Aim: Lines that hold the word "электронной" should be located and copied.

* * *

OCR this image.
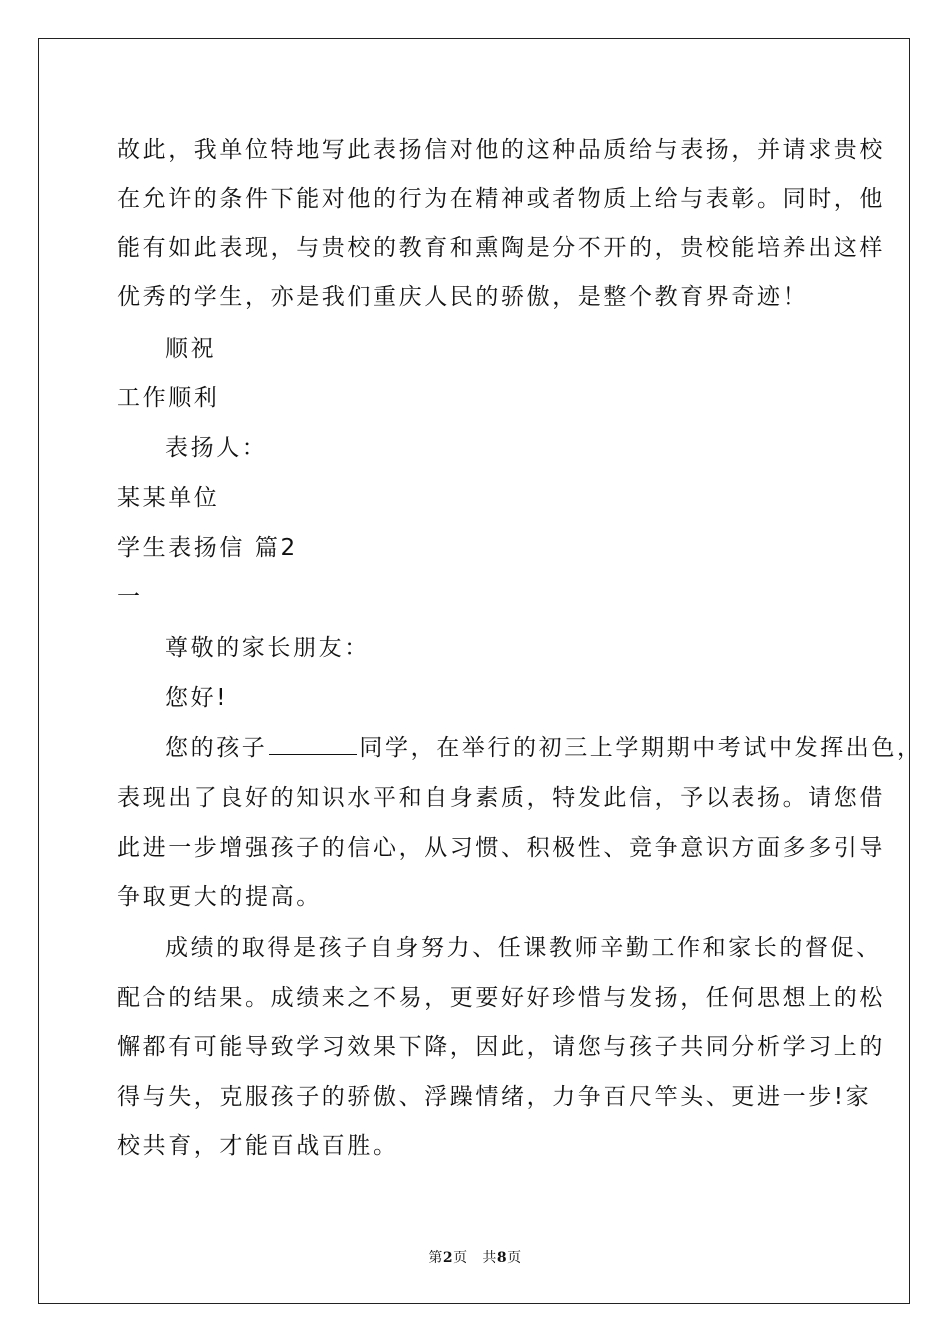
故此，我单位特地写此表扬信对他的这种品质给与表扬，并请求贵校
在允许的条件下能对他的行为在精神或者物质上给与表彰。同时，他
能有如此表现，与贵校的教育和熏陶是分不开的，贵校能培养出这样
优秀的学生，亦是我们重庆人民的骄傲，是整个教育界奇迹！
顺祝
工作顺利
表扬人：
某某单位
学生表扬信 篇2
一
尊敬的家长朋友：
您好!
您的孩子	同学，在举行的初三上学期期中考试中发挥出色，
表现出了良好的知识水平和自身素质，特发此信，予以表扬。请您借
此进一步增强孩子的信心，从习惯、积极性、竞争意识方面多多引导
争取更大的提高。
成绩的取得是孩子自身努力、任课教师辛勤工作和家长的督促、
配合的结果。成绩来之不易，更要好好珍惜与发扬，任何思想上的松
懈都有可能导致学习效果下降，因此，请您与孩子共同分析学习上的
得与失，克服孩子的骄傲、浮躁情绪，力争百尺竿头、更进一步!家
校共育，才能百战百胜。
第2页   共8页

* * *

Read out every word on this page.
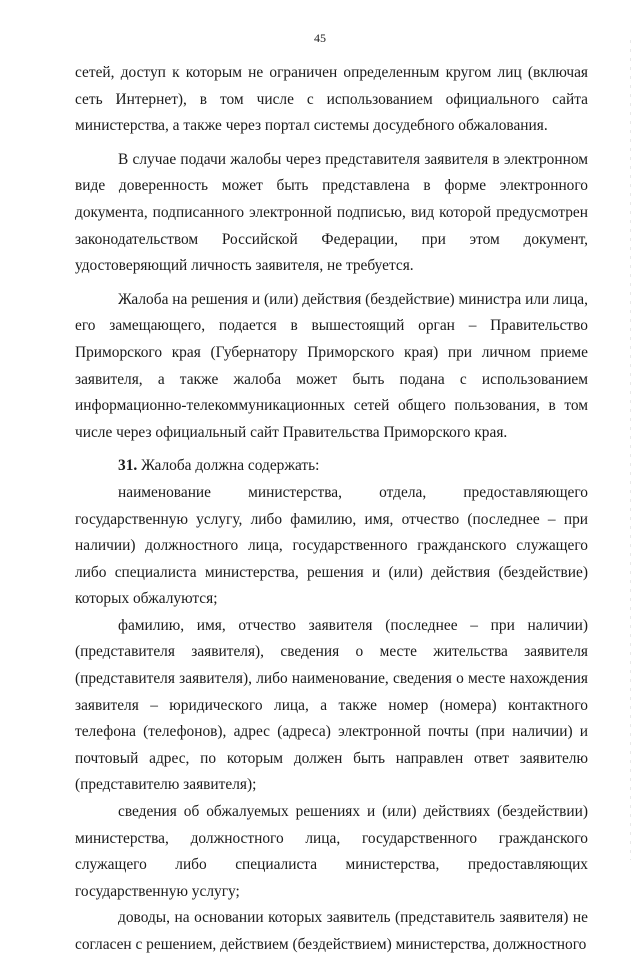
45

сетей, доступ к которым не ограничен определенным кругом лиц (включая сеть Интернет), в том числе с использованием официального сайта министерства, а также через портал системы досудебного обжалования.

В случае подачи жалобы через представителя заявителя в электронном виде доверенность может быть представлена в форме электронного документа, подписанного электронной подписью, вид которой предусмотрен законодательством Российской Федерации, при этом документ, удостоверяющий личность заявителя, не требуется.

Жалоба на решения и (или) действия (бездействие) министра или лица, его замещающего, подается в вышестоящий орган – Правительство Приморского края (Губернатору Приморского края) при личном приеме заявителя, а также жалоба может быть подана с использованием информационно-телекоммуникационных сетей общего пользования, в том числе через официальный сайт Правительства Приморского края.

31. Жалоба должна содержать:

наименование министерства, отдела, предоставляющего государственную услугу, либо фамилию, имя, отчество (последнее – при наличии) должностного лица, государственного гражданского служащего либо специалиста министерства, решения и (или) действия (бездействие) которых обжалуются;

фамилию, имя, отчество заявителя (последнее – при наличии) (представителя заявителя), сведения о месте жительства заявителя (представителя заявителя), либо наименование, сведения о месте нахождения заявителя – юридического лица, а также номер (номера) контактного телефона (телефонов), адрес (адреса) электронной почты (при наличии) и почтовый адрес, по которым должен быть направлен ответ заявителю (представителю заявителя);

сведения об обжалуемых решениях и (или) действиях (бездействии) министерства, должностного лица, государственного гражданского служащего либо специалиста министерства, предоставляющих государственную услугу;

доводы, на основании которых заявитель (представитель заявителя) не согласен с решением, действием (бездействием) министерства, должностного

* * *

Solved problem:
В случае подачи жалобы через представителя заявителя в электронном виде доверенность может быть представлена в форме электронного документа, подписанного электронной подписью, вид которой предусмотрен законодательством Российской Федерации, при этом документ, удостоверяющий личность заявителя, не требуется.
фамилию, имя, отчество заявителя (последнее – при наличии) (представителя заявителя), сведения о месте жительства заявителя (представителя заявителя), либо наименование, сведения о месте нахождения заявителя – юридического лица, а также номер (номера) контактного телефона (телефонов), адрес (адреса) электронной почты (при наличии) и почтовый адрес, по которым должен быть направлен ответ заявителю (представителю заявителя);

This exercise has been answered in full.